(Dataset records)
────────────────────
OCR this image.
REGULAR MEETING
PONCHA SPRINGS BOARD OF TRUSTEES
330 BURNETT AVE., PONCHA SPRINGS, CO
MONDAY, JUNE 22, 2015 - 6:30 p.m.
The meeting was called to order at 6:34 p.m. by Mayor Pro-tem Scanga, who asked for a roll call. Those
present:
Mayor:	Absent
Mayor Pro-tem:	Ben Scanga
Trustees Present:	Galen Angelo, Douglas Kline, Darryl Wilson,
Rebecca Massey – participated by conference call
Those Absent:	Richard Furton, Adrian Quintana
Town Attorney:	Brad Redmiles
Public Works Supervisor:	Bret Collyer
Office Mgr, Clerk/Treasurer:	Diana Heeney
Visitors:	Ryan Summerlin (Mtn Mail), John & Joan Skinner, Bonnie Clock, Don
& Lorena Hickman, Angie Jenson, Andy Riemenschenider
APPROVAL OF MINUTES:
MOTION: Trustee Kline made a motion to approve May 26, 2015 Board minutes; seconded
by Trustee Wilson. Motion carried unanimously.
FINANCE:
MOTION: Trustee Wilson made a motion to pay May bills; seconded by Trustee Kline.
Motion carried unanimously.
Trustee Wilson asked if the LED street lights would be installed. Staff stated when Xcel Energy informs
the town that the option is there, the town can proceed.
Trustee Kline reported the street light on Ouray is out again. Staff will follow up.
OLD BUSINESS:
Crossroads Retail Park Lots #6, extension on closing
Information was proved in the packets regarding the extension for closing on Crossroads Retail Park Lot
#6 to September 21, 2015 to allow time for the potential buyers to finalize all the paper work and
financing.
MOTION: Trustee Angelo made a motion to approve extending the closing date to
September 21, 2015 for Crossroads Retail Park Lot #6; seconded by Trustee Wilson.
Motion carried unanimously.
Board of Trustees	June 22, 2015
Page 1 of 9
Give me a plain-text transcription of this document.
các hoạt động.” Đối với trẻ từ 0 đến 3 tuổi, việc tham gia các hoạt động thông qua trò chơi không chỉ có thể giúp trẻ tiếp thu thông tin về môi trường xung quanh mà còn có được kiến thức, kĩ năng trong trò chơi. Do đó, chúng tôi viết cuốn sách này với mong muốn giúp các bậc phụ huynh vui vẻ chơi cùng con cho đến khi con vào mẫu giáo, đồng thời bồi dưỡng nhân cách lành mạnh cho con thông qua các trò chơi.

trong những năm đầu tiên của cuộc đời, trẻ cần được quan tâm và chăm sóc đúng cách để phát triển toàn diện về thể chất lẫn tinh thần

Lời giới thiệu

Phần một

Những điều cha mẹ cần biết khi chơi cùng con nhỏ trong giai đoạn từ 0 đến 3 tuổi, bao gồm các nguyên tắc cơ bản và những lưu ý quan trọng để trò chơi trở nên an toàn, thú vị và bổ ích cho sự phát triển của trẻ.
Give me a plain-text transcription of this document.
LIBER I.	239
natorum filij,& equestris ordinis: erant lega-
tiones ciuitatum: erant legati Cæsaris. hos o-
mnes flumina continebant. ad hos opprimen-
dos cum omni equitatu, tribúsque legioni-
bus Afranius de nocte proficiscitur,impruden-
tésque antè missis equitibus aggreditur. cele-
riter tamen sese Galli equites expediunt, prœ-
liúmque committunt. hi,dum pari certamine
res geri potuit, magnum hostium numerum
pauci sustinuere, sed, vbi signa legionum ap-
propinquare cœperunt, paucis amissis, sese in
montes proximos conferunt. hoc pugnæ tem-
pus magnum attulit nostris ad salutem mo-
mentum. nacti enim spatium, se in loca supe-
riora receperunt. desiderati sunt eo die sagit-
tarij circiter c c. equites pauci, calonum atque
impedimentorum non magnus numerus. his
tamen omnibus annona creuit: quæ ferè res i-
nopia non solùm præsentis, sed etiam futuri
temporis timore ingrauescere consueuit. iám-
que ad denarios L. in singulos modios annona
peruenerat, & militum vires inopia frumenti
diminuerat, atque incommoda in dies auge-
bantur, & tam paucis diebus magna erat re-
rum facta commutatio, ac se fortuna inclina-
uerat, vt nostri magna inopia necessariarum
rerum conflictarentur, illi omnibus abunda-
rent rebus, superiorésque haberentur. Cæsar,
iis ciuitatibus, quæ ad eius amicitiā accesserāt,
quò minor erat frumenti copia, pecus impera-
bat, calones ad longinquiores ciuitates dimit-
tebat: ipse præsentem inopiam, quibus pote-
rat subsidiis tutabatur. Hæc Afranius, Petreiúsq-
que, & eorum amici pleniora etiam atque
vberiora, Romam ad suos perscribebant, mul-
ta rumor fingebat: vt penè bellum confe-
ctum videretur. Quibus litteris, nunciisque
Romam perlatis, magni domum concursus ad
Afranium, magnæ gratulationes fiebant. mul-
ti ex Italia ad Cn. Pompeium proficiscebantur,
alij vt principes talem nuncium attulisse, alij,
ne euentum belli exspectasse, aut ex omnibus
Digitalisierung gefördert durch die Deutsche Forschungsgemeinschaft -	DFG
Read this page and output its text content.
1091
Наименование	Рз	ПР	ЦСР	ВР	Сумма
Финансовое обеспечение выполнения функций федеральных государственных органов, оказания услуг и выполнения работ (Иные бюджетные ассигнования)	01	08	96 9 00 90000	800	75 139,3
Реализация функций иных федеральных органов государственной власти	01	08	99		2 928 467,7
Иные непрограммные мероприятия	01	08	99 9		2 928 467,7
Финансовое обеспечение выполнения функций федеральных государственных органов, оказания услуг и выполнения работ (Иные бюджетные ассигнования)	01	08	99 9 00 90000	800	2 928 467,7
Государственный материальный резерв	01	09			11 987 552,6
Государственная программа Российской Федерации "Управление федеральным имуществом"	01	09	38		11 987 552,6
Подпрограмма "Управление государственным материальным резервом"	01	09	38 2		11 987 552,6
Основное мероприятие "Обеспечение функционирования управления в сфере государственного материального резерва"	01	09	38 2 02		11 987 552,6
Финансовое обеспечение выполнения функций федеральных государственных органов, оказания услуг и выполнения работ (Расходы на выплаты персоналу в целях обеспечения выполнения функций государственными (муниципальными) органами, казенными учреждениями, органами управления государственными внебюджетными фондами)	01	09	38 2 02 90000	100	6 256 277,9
────────────────────
### What the task asks
Restate every line of the data word for word.

### Output
OCR this image.
REGULAR MEETING
PONCHA SPRINGS BOARD OF TRUSTEES
330 BURNETT AVE., PONCHA SPRINGS, CO
MONDAY, JUNE 22, 2015 - 6:30 p.m.
The meeting was called to order at 6:34 p.m. by Mayor Pro-tem Scanga, who asked for a roll call. Those
present:
Mayor:	Absent
Mayor Pro-tem:	Ben Scanga
Trustees Present:	Galen Angelo, Douglas Kline, Darryl Wilson,
Rebecca Massey – participated by conference call
Those Absent:	Richard Furton, Adrian Quintana
Town Attorney:	Brad Redmiles
Public Works Supervisor:	Bret Collyer
Office Mgr, Clerk/Treasurer:	Diana Heeney
Visitors:	Ryan Summerlin (Mtn Mail), John & Joan Skinner, Bonnie Clock, Don
& Lorena Hickman, Angie Jenson, Andy Riemenschenider
APPROVAL OF MINUTES:
MOTION: Trustee Kline made a motion to approve May 26, 2015 Board minutes; seconded
by Trustee Wilson. Motion carried unanimously.
FINANCE:
MOTION: Trustee Wilson made a motion to pay May bills; seconded by Trustee Kline.
Motion carried unanimously.
Trustee Wilson asked if the LED street lights would be installed. Staff stated when Xcel Energy informs
the town that the option is there, the town can proceed.
Trustee Kline reported the street light on Ouray is out again. Staff will follow up.
OLD BUSINESS:
Crossroads Retail Park Lots #6, extension on closing
Information was proved in the packets regarding the extension for closing on Crossroads Retail Park Lot
#6 to September 21, 2015 to allow time for the potential buyers to finalize all the paper work and
financing.
MOTION: Trustee Angelo made a motion to approve extending the closing date to
September 21, 2015 for Crossroads Retail Park Lot #6; seconded by Trustee Wilson.
Motion carried unanimously.
Board of Trustees	June 22, 2015
Page 1 of 9
Give me a plain-text transcription of this document.
các hoạt động.” Đối với trẻ từ 0 đến 3 tuổi, việc tham gia các hoạt động thông qua trò chơi không chỉ có thể giúp trẻ tiếp thu thông tin về môi trường xung quanh mà còn có được kiến thức, kĩ năng trong trò chơi. Do đó, chúng tôi viết cuốn sách này với mong muốn giúp các bậc phụ huynh vui vẻ chơi cùng con cho đến khi con vào mẫu giáo, đồng thời bồi dưỡng nhân cách lành mạnh cho con thông qua các trò chơi.

trong những năm đầu tiên của cuộc đời, trẻ cần được quan tâm và chăm sóc đúng cách để phát triển toàn diện về thể chất lẫn tinh thần

Lời giới thiệu

Phần một

Những điều cha mẹ cần biết khi chơi cùng con nhỏ trong giai đoạn từ 0 đến 3 tuổi, bao gồm các nguyên tắc cơ bản và những lưu ý quan trọng để trò chơi trở nên an toàn, thú vị và bổ ích cho sự phát triển của trẻ.
Give me a plain-text transcription of this document.
LIBER I.	239
natorum filij,& equestris ordinis: erant lega-
tiones ciuitatum: erant legati Cæsaris. hos o-
mnes flumina continebant. ad hos opprimen-
dos cum omni equitatu, tribúsque legioni-
bus Afranius de nocte proficiscitur,impruden-
tésque antè missis equitibus aggreditur. cele-
riter tamen sese Galli equites expediunt, prœ-
liúmque committunt. hi,dum pari certamine
res geri potuit, magnum hostium numerum
pauci sustinuere, sed, vbi signa legionum ap-
propinquare cœperunt, paucis amissis, sese in
montes proximos conferunt. hoc pugnæ tem-
pus magnum attulit nostris ad salutem mo-
mentum. nacti enim spatium, se in loca supe-
riora receperunt. desiderati sunt eo die sagit-
tarij circiter c c. equites pauci, calonum atque
impedimentorum non magnus numerus. his
tamen omnibus annona creuit: quæ ferè res i-
nopia non solùm præsentis, sed etiam futuri
temporis timore ingrauescere consueuit. iám-
que ad denarios L. in singulos modios annona
peruenerat, & militum vires inopia frumenti
diminuerat, atque incommoda in dies auge-
bantur, & tam paucis diebus magna erat re-
rum facta commutatio, ac se fortuna inclina-
uerat, vt nostri magna inopia necessariarum
rerum conflictarentur, illi omnibus abunda-
rent rebus, superiorésque haberentur. Cæsar,
iis ciuitatibus, quæ ad eius amicitiā accesserāt,
quò minor erat frumenti copia, pecus impera-
bat, calones ad longinquiores ciuitates dimit-
tebat: ipse præsentem inopiam, quibus pote-
rat subsidiis tutabatur. Hæc Afranius, Petreiúsq-
que, & eorum amici pleniora etiam atque
vberiora, Romam ad suos perscribebant, mul-
ta rumor fingebat: vt penè bellum confe-
ctum videretur. Quibus litteris, nunciisque
Romam perlatis, magni domum concursus ad
Afranium, magnæ gratulationes fiebant. mul-
ti ex Italia ad Cn. Pompeium proficiscebantur,
alij vt principes talem nuncium attulisse, alij,
ne euentum belli exspectasse, aut ex omnibus
Digitalisierung gefördert durch die Deutsche Forschungsgemeinschaft -	DFG
Read this page and output its text content.
1091
Наименование	Рз	ПР	ЦСР	ВР	Сумма
Финансовое обеспечение выполнения функций федеральных государственных органов, оказания услуг и выполнения работ (Иные бюджетные ассигнования)	01	08	96 9 00 90000	800	75 139,3
Реализация функций иных федеральных органов государственной власти	01	08	99		2 928 467,7
Иные непрограммные мероприятия	01	08	99 9		2 928 467,7
Финансовое обеспечение выполнения функций федеральных государственных органов, оказания услуг и выполнения работ (Иные бюджетные ассигнования)	01	08	99 9 00 90000	800	2 928 467,7
Государственный материальный резерв	01	09			11 987 552,6
Государственная программа Российской Федерации "Управление федеральным имуществом"	01	09	38		11 987 552,6
Подпрограмма "Управление государственным материальным резервом"	01	09	38 2		11 987 552,6
Основное мероприятие "Обеспечение функционирования управления в сфере государственного материального резерва"	01	09	38 2 02		11 987 552,6
Финансовое обеспечение выполнения функций федеральных государственных органов, оказания услуг и выполнения работ (Расходы на выплаты персоналу в целях обеспечения выполнения функций государственными (муниципальными) органами, казенными учреждениями, органами управления государственными внебюджетными фондами)	01	09	38 2 02 90000	100	6 256 277,9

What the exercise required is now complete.